• _The exercise_: Wherever a line below holds the word "millions", copy that line.
○ ○ ○ ○ ○
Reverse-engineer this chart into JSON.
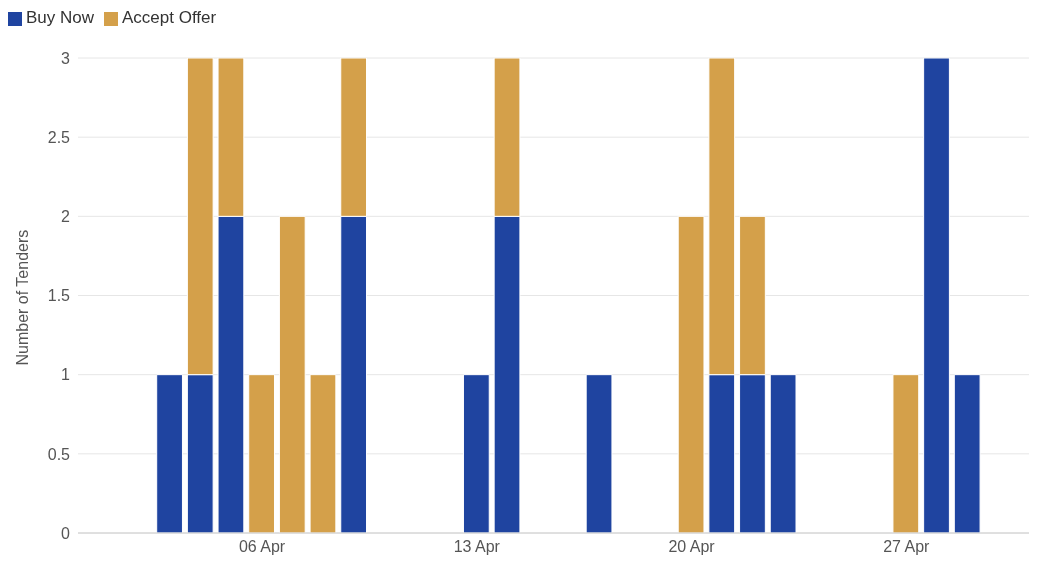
{
  "chart_data": {
    "type": "bar",
    "stacked": true,
    "ylabel": "Number of Tenders",
    "x": [
      "--04-03",
      "--04-04",
      "--04-05",
      "--04-06",
      "--04-07",
      "--04-08",
      "--04-09",
      "--04-13",
      "--04-14",
      "--04-17",
      "--04-20",
      "--04-21",
      "--04-22",
      "--04-23",
      "--04-27",
      "--04-28",
      "--04-29"
    ],
    "series": [
      {
        "name": "Buy Now",
        "color": "#1f44a0",
        "values": [
          1,
          1,
          2,
          null,
          null,
          null,
          2,
          1,
          2,
          1,
          null,
          1,
          1,
          1,
          null,
          3,
          1
        ]
      },
      {
        "name": "Accept Offer",
        "color": "#d4a04a",
        "values": [
          null,
          2,
          1,
          1,
          2,
          1,
          1,
          null,
          1,
          null,
          2,
          2,
          1,
          null,
          1,
          null,
          null
        ]
      }
    ],
    "xlim": [
      "--03-31",
      "--05-01"
    ],
    "xticks": [
      {
        "value": "--04-06",
        "label": "06 Apr"
      },
      {
        "value": "--04-13",
        "label": "13 Apr"
      },
      {
        "value": "--04-20",
        "label": "20 Apr"
      },
      {
        "value": "--04-27",
        "label": "27 Apr"
      }
    ],
    "ylim": [
      0,
      3
    ],
    "yticks": [
      0,
      0.5,
      1,
      1.5,
      2,
      2.5,
      3
    ],
    "grid": "y",
    "legend": "top left"
  }
}
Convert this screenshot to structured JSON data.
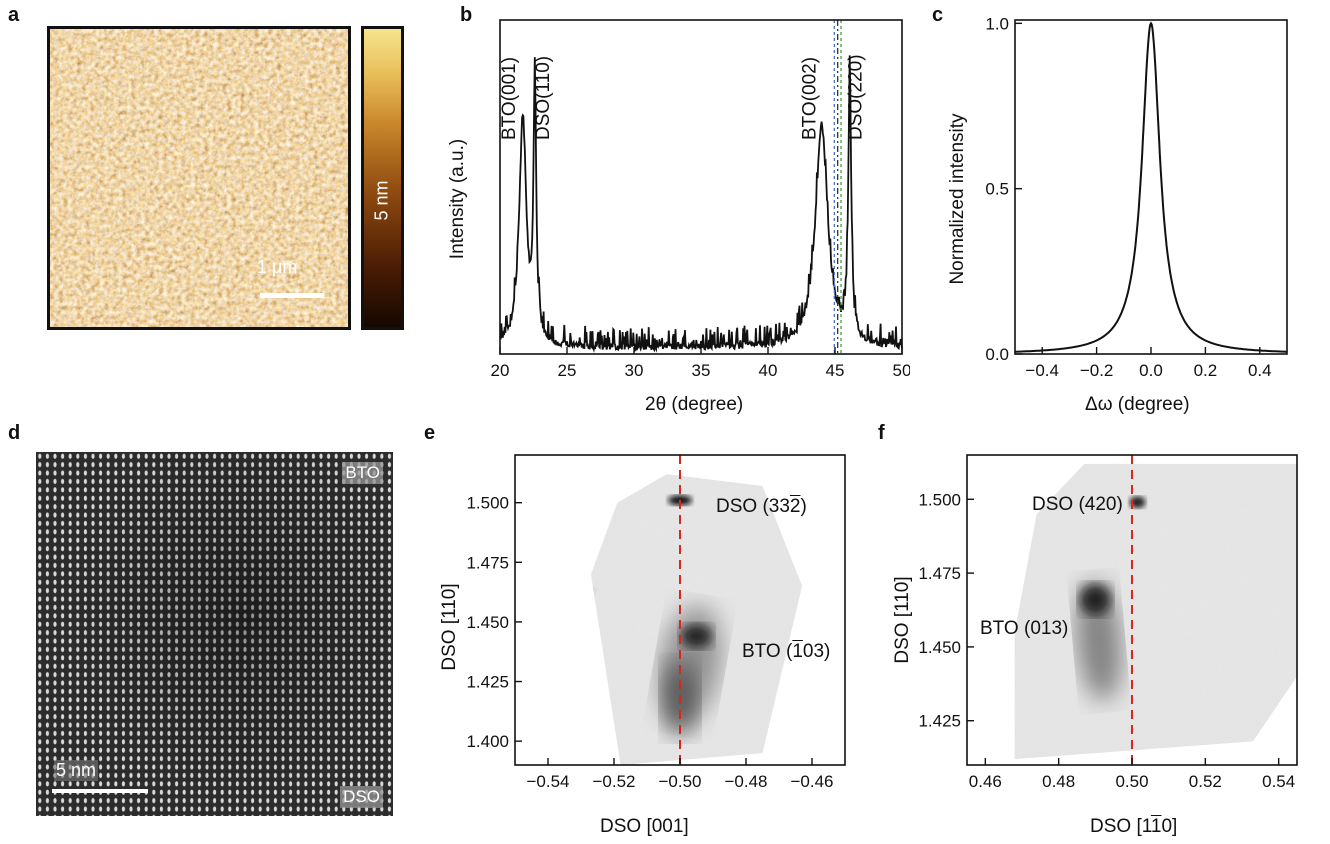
{
  "panels": {
    "a": {
      "label": "a",
      "colorbar_label": "5 nm",
      "scale_bar_label": "1 μm"
    },
    "b": {
      "label": "b",
      "chart_data": {
        "type": "line",
        "xlabel": "2θ (degree)",
        "ylabel": "Intensity (a.u.)",
        "xlim": [
          20,
          50
        ],
        "x_ticks": [
          "20",
          "25",
          "30",
          "35",
          "40",
          "45",
          "50"
        ],
        "y_log_scale": true,
        "peaks": [
          {
            "label": "BTO(001)",
            "x": 21.7
          },
          {
            "label": "DSO(110)",
            "x": 22.6
          },
          {
            "label": "BTO(002)",
            "x": 44.0
          },
          {
            "label": "DSO(220)",
            "x": 46.1
          }
        ],
        "reference_lines_x": [
          44.95,
          45.2,
          45.45
        ],
        "reference_line_colors": [
          "#4a73c9",
          "#333333",
          "#4a9a3a"
        ]
      }
    },
    "c": {
      "label": "c",
      "chart_data": {
        "type": "line",
        "xlabel": "Δω (degree)",
        "ylabel": "Normalized intensity",
        "xlim": [
          -0.5,
          0.5
        ],
        "ylim": [
          0,
          1.0
        ],
        "x_ticks": [
          "-0.4",
          "-0.2",
          "0.0",
          "0.2",
          "0.4"
        ],
        "y_ticks": [
          "0.0",
          "0.5",
          "1.0"
        ],
        "series": [
          {
            "peak_center": 0.0,
            "peak_height": 1.0
          }
        ]
      }
    },
    "d": {
      "label": "d",
      "top_tag": "BTO",
      "bottom_tag": "DSO",
      "scale_bar_label": "5 nm"
    },
    "e": {
      "label": "e",
      "chart_data": {
        "type": "heatmap",
        "xlabel": "DSO [001]",
        "ylabel": "DSO [110]",
        "xlim": [
          -0.55,
          -0.45
        ],
        "ylim": [
          1.39,
          1.52
        ],
        "x_ticks": [
          "-0.54",
          "-0.52",
          "-0.50",
          "-0.48",
          "-0.46"
        ],
        "y_ticks": [
          "1.400",
          "1.425",
          "1.450",
          "1.475",
          "1.500"
        ],
        "reference_line_x": -0.5,
        "reference_line_color": "#d42a1e",
        "spots": [
          {
            "label": "DSO (33",
            "label_bar": "2",
            "label_close": ")",
            "x": -0.5,
            "y": 1.501
          },
          {
            "label": "BTO (",
            "label_bar": "1",
            "label_close": "03)",
            "x": -0.495,
            "y": 1.444
          }
        ]
      }
    },
    "f": {
      "label": "f",
      "chart_data": {
        "type": "heatmap",
        "xlabel_prefix": "DSO [1",
        "xlabel_bar": "1",
        "xlabel_suffix": "0]",
        "ylabel": "DSO [110]",
        "xlim": [
          0.455,
          0.545
        ],
        "ylim": [
          1.41,
          1.515
        ],
        "x_ticks": [
          "0.46",
          "0.48",
          "0.50",
          "0.52",
          "0.54"
        ],
        "y_ticks": [
          "1.425",
          "1.450",
          "1.475",
          "1.500"
        ],
        "reference_line_x": 0.5,
        "reference_line_color": "#d42a1e",
        "spots": [
          {
            "label": "DSO (420)",
            "x": 0.5015,
            "y": 1.499
          },
          {
            "label": "BTO (013)",
            "x": 0.49,
            "y": 1.466
          }
        ]
      }
    }
  }
}
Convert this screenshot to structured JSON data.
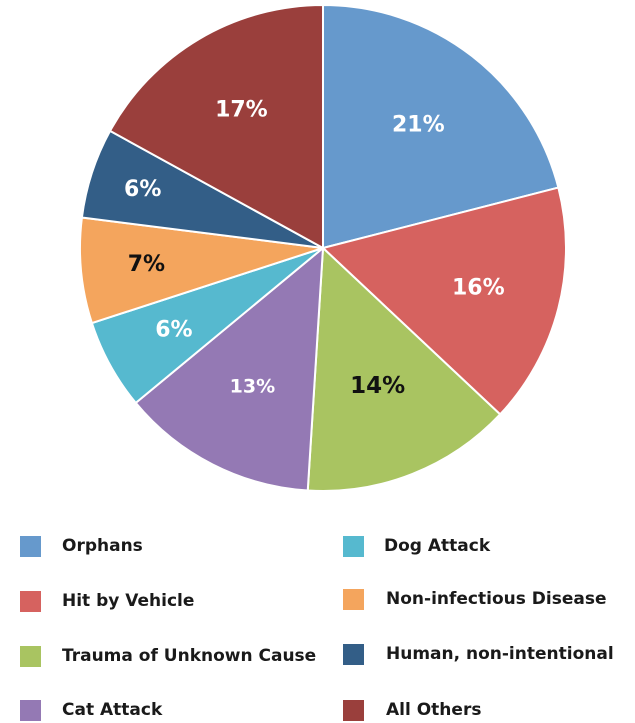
{
  "chart_data": {
    "type": "pie",
    "slices": [
      {
        "label": "Orphans",
        "value": 21,
        "text": "21%",
        "color": "#6699cc",
        "label_color": "#ffffff"
      },
      {
        "label": "Hit by Vehicle",
        "value": 16,
        "text": "16%",
        "color": "#d6625f",
        "label_color": "#ffffff"
      },
      {
        "label": "Trauma of Unknown Cause",
        "value": 14,
        "text": "14%",
        "color": "#a9c461",
        "label_color": "#111111"
      },
      {
        "label": "Cat Attack",
        "value": 13,
        "text": "13%",
        "color": "#9479b4",
        "label_color": "#ffffff"
      },
      {
        "label": "Dog Attack",
        "value": 6,
        "text": "6%",
        "color": "#56b9cf",
        "label_color": "#ffffff"
      },
      {
        "label": "Non-infectious Disease",
        "value": 7,
        "text": "7%",
        "color": "#f4a55d",
        "label_color": "#111111"
      },
      {
        "label": "Human, non-intentional",
        "value": 6,
        "text": "6%",
        "color": "#335e87",
        "label_color": "#ffffff"
      },
      {
        "label": "All Others",
        "value": 17,
        "text": "17%",
        "color": "#9a3f3c",
        "label_color": "#ffffff"
      }
    ],
    "start_angle_deg": 0,
    "direction": "clockwise",
    "legend_position": "bottom"
  },
  "legend": {
    "items": [
      {
        "label": "Orphans",
        "color": "#6699cc"
      },
      {
        "label": "Hit by Vehicle",
        "color": "#d6625f"
      },
      {
        "label": "Trauma of Unknown Cause",
        "color": "#a9c461"
      },
      {
        "label": "Cat Attack",
        "color": "#9479b4"
      },
      {
        "label": "Dog Attack",
        "color": "#56b9cf"
      },
      {
        "label": "Non-infectious Disease",
        "color": "#f4a55d"
      },
      {
        "label": "Human, non-intentional",
        "color": "#335e87"
      },
      {
        "label": "All Others",
        "color": "#9a3f3c"
      }
    ]
  }
}
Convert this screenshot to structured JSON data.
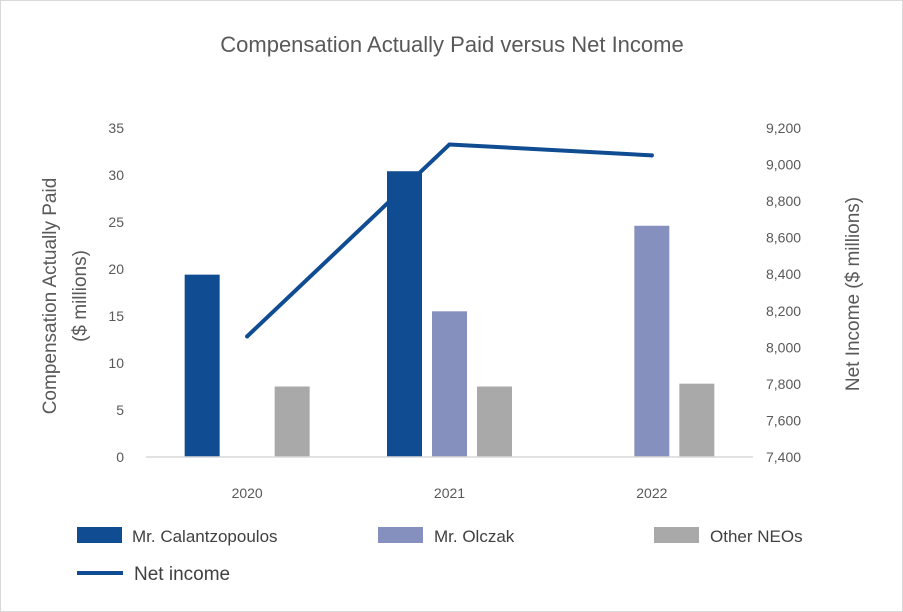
{
  "chart_data": {
    "type": "bar",
    "title": "Compensation Actually Paid versus Net Income",
    "categories": [
      "2020",
      "2021",
      "2022"
    ],
    "ylabel_left_lines": [
      "Compensation Actually Paid",
      "($ millions)"
    ],
    "ylabel_right": "Net Income ($ millions)",
    "ylim_left": [
      0,
      35
    ],
    "yticks_left": [
      "0",
      "5",
      "10",
      "15",
      "20",
      "25",
      "30",
      "35"
    ],
    "ylim_right": [
      7400,
      9200
    ],
    "yticks_right": [
      "7,400",
      "7,600",
      "7,800",
      "8,000",
      "8,200",
      "8,400",
      "8,600",
      "8,800",
      "9,000",
      "9,200"
    ],
    "series": [
      {
        "name": "Mr. Calantzopoulos",
        "kind": "bar",
        "axis": "left",
        "color": "#0f4c92",
        "values": [
          19.4,
          30.4,
          null
        ]
      },
      {
        "name": "Mr. Olczak",
        "kind": "bar",
        "axis": "left",
        "color": "#8690be",
        "values": [
          null,
          15.5,
          24.6
        ]
      },
      {
        "name": "Other NEOs",
        "kind": "bar",
        "axis": "left",
        "color": "#a9a9a9",
        "values": [
          7.5,
          7.5,
          7.8
        ]
      },
      {
        "name": "Net income",
        "kind": "line",
        "axis": "right",
        "color": "#0f4c92",
        "values": [
          8060,
          9110,
          9050
        ]
      }
    ],
    "grid": false,
    "legend_position": "bottom"
  }
}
○ ○ ○ ○ ○
• _Answer below_:
      "($ millions)"
    "ylabel_right": "Net Income ($ millions)",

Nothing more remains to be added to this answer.